Work to complete. For every line in the records that has the word "Penilaian", make a copy.

Provided records.
::::::::

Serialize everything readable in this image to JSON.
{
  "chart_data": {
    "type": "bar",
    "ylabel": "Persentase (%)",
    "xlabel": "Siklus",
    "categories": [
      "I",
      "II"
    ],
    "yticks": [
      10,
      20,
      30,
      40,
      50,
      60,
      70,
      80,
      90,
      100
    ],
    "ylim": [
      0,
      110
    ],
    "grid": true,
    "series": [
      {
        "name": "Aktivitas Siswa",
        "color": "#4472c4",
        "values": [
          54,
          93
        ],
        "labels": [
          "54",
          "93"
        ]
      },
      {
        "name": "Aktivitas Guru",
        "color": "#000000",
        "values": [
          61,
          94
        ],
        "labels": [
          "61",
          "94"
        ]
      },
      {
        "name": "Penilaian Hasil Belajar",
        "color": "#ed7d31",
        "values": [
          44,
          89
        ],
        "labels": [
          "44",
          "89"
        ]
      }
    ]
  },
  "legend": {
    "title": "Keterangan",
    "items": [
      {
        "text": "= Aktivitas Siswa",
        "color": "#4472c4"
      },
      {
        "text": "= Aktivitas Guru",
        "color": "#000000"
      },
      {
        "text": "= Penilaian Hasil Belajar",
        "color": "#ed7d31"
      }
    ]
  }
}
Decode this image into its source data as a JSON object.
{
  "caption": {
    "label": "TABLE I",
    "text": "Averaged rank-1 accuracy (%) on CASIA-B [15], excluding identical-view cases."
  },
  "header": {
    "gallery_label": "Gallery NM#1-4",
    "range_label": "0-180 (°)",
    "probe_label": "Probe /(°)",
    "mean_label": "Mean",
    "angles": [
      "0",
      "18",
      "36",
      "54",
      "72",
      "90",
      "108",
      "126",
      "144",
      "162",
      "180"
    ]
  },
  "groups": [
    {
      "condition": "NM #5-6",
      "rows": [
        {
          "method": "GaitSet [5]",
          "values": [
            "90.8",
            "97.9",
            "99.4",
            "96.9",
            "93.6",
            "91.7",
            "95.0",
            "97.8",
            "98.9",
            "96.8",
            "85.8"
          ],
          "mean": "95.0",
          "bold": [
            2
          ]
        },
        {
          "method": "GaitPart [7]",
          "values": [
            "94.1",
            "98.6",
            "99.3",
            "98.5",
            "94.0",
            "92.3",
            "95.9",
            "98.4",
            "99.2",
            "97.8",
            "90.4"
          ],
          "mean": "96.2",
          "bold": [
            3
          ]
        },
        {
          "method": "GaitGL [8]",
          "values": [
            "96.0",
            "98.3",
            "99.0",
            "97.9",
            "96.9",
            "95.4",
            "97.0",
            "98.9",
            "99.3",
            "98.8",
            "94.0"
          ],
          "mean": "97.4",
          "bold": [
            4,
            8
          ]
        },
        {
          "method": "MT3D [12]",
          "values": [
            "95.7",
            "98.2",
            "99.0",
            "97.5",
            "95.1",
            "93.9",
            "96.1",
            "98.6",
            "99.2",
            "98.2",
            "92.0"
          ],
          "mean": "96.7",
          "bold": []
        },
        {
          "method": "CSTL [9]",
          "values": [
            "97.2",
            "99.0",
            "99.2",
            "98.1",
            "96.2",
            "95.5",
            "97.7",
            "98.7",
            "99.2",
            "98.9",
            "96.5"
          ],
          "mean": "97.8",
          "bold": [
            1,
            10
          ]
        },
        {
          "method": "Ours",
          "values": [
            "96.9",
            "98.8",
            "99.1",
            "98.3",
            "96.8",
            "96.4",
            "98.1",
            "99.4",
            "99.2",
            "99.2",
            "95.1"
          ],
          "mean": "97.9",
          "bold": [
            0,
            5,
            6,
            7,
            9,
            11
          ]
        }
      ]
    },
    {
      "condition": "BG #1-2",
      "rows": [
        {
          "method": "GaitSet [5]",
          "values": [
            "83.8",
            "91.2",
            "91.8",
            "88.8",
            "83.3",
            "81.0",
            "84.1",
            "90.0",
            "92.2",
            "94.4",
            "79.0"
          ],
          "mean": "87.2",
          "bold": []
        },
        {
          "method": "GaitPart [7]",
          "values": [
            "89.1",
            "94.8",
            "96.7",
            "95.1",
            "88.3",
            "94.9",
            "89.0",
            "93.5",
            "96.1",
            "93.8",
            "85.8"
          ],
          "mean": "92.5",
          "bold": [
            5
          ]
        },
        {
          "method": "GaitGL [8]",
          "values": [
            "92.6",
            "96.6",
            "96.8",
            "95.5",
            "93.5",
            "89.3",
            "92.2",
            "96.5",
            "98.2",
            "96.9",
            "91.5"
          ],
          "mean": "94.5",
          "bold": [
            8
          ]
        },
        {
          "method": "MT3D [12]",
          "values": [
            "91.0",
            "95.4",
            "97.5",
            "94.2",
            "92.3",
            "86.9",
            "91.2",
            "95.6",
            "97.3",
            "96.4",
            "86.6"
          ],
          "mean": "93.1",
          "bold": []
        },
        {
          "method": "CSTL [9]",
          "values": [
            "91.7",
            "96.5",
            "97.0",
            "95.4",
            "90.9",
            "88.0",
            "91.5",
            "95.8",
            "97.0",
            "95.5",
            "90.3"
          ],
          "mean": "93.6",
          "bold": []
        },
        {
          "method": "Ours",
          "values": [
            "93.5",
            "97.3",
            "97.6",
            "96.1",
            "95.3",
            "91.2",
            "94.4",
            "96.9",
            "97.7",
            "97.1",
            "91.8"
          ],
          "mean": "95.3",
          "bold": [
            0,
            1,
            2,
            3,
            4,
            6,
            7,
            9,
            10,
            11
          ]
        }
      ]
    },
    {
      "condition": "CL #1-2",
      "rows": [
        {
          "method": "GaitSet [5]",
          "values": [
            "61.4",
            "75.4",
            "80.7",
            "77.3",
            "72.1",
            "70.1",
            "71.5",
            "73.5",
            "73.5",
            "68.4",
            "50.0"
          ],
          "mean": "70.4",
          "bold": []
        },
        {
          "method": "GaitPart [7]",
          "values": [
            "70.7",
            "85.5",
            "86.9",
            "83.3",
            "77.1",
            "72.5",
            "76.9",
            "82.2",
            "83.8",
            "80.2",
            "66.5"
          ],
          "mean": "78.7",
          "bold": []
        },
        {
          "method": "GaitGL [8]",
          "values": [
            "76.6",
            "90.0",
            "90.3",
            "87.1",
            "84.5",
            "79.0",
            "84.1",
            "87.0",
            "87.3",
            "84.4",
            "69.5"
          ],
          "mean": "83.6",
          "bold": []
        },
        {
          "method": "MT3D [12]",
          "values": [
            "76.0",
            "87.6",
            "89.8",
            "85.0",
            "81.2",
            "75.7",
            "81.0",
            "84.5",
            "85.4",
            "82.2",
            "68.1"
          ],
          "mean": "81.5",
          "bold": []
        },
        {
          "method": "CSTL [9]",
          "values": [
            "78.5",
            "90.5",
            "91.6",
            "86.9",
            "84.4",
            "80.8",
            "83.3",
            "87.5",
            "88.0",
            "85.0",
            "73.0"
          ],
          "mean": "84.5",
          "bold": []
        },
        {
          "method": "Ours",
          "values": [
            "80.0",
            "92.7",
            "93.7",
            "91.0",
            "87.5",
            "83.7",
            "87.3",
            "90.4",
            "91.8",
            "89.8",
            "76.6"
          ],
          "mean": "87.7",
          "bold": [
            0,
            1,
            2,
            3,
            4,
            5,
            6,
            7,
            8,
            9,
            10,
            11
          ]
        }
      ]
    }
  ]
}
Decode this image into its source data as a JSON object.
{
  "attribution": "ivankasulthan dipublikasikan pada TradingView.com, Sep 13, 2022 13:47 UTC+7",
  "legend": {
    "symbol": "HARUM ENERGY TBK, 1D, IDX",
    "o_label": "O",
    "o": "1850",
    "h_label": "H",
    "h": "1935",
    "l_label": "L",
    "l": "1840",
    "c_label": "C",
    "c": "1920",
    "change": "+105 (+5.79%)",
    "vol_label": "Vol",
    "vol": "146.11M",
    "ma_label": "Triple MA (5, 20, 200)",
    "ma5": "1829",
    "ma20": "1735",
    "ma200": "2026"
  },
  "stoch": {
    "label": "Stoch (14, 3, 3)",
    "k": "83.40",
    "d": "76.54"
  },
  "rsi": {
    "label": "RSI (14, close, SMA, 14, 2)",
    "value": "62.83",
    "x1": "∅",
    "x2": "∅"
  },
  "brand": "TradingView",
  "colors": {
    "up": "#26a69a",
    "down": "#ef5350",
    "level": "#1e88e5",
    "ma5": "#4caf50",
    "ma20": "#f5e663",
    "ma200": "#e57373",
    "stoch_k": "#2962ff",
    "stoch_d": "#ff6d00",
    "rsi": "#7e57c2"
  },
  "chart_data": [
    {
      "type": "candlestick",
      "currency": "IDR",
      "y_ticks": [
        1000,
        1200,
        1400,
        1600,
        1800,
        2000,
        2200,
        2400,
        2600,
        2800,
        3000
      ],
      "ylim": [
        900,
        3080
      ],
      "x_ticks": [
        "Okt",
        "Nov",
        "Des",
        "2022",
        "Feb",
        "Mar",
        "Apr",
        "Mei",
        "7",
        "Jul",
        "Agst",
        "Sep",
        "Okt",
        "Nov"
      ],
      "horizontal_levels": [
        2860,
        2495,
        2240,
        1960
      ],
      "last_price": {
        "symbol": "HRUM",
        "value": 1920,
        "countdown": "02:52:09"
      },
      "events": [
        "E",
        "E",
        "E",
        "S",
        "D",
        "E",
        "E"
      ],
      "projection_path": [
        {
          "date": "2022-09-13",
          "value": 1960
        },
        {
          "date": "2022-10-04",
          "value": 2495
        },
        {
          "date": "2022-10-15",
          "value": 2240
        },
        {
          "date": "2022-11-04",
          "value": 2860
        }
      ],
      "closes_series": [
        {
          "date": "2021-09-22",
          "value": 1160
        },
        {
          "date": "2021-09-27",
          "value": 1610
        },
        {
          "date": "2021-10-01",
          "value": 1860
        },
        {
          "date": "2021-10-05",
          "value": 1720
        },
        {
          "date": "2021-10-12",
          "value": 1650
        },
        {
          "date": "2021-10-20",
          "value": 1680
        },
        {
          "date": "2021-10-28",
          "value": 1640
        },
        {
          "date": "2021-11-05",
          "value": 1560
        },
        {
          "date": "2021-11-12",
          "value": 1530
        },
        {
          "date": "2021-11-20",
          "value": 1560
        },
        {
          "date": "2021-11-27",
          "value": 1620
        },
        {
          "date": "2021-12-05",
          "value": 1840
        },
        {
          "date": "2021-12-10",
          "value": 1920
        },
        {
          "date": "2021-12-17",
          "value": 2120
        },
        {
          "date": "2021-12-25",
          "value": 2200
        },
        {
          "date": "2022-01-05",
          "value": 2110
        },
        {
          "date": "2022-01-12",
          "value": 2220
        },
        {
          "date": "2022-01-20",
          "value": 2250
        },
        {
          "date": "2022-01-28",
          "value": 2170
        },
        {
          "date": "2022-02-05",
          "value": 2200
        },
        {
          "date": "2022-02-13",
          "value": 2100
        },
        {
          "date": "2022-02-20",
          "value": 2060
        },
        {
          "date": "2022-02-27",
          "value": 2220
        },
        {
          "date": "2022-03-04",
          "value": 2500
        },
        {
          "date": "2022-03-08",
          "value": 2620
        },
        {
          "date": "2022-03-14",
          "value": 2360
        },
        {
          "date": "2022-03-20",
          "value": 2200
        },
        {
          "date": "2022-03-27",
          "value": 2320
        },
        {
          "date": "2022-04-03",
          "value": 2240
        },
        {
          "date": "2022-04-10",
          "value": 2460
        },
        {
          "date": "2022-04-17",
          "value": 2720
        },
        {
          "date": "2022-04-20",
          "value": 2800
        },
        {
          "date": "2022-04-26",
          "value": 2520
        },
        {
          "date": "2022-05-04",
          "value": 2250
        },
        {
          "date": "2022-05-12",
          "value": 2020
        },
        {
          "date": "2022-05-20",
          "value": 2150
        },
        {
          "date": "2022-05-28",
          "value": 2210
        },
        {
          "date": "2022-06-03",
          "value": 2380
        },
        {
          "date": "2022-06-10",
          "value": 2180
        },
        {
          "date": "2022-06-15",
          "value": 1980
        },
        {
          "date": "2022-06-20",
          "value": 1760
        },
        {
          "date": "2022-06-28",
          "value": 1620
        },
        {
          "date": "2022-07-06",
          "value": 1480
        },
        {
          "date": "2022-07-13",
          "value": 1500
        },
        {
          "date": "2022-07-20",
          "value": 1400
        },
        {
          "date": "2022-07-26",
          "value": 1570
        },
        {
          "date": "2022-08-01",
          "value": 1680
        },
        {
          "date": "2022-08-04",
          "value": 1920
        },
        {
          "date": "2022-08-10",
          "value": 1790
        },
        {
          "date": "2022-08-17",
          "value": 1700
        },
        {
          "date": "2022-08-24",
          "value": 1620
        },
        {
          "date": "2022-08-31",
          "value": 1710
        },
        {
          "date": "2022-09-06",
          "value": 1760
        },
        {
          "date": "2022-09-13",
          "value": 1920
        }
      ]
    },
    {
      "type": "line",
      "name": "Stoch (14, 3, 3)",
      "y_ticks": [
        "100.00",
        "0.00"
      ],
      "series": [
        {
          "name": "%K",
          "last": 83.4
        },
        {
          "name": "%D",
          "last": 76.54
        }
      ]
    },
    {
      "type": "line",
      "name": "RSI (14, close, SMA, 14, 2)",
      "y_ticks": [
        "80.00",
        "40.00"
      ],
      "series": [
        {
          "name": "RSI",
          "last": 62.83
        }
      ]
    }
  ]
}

::::::::

Answer to the exercise.
        "name": "Penilaian Hasil Belajar",
        "text": "= Penilaian Hasil Belajar",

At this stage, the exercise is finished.